**Element box annotations**
## start

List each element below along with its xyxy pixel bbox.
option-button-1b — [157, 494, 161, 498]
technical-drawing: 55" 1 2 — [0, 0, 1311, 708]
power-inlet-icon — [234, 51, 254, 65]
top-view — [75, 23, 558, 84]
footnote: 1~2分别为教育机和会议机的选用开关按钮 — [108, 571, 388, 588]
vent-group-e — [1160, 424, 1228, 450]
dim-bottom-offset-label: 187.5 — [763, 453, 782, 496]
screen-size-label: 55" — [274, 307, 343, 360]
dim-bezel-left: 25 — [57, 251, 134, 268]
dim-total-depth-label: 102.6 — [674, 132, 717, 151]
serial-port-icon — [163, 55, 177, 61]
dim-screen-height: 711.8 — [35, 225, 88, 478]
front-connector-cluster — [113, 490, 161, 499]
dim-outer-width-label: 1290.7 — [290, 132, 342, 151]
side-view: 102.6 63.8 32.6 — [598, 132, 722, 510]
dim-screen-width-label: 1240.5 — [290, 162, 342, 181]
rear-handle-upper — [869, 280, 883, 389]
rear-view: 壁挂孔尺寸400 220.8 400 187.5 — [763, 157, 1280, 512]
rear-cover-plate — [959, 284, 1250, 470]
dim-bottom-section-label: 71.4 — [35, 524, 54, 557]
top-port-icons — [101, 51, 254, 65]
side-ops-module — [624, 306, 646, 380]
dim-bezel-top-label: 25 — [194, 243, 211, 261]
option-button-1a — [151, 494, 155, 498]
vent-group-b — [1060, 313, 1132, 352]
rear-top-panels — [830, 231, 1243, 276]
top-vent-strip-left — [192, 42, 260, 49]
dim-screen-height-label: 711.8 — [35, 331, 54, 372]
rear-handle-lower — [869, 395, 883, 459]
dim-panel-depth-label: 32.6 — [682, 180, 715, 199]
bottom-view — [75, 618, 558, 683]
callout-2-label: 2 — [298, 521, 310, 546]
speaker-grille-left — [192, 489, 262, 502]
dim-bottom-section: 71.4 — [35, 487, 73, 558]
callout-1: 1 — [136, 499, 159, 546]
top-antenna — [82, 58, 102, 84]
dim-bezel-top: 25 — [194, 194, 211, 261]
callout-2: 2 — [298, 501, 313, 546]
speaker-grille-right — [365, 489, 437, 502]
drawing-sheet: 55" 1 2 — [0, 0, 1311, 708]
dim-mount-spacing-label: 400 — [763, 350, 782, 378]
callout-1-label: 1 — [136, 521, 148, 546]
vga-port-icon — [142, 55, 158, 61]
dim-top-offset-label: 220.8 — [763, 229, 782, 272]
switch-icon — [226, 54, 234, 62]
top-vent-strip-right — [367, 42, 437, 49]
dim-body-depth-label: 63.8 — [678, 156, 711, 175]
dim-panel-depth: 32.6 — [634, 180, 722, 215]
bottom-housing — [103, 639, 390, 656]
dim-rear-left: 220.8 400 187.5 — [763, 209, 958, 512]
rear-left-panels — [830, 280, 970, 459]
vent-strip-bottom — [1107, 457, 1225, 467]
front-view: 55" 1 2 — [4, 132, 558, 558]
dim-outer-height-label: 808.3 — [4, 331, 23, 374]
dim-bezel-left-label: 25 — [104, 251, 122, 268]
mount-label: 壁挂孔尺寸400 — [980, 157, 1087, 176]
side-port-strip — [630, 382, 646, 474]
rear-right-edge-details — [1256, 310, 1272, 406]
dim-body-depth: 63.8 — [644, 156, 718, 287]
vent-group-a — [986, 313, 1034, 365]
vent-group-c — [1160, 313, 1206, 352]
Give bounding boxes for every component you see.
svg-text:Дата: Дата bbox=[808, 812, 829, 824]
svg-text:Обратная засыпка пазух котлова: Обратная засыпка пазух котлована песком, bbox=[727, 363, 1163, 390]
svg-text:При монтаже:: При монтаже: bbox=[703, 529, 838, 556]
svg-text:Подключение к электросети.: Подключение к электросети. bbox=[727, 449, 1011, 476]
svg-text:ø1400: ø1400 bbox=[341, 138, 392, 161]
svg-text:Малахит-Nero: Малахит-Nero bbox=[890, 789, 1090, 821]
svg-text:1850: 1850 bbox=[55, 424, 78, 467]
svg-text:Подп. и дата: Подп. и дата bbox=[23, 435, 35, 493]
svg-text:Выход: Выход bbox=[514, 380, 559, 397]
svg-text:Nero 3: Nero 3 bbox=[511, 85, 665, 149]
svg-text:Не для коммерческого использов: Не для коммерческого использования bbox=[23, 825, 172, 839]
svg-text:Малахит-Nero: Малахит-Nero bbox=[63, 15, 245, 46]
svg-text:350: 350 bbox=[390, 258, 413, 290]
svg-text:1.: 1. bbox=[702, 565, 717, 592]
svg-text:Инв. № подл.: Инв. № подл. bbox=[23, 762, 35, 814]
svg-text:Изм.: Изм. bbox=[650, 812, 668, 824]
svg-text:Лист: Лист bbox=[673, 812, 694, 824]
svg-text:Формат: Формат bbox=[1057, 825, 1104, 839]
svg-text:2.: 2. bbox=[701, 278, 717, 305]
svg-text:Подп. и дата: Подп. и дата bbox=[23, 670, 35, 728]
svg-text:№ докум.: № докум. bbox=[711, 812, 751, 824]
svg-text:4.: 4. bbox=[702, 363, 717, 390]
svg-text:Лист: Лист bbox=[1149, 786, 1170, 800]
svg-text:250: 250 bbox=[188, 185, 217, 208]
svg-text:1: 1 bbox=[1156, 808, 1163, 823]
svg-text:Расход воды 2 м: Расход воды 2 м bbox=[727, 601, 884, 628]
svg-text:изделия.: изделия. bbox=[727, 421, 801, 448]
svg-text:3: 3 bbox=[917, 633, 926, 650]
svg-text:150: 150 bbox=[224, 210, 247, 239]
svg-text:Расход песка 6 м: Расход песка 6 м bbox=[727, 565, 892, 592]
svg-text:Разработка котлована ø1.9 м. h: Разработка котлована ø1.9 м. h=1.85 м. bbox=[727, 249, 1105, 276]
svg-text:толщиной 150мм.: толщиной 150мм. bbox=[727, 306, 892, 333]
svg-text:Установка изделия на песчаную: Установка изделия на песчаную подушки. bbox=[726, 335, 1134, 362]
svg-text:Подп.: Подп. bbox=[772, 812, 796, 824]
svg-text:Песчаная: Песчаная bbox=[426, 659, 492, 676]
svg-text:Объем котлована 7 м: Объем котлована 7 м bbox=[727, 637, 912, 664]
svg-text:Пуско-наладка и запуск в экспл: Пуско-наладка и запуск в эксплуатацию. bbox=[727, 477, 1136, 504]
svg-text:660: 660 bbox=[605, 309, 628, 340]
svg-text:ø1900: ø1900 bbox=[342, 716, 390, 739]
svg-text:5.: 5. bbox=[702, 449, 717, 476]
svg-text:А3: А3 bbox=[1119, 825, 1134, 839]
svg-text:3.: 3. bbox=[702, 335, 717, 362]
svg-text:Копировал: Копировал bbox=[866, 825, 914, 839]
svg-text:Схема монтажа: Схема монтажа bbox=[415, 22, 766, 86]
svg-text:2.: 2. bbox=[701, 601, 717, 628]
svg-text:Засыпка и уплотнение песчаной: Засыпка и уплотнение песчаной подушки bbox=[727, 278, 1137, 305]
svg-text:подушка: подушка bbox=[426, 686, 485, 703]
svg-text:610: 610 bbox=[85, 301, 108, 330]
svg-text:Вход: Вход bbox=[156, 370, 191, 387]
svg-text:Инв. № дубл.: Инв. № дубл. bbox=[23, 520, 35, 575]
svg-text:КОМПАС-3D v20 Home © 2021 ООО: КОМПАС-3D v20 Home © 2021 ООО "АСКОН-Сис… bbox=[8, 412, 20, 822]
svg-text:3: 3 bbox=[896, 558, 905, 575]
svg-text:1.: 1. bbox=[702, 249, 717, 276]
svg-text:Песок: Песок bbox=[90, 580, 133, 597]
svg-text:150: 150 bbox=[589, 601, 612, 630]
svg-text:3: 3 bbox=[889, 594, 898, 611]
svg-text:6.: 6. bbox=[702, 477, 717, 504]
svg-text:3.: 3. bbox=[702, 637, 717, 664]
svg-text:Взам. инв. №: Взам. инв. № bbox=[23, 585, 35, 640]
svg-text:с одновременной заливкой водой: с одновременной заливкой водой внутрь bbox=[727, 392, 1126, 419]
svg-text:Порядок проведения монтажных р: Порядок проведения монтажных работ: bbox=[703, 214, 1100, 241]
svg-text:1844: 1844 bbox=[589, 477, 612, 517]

## end

**GIVEN INSTRUCTION**
Pull out every line in the entries above that contains the string "strip".

**FINAL RESULT**
top-vent-strip-left — [192, 42, 260, 49]
top-vent-strip-right — [367, 42, 437, 49]
vent-strip-bottom — [1107, 457, 1225, 467]
side-port-strip — [630, 382, 646, 474]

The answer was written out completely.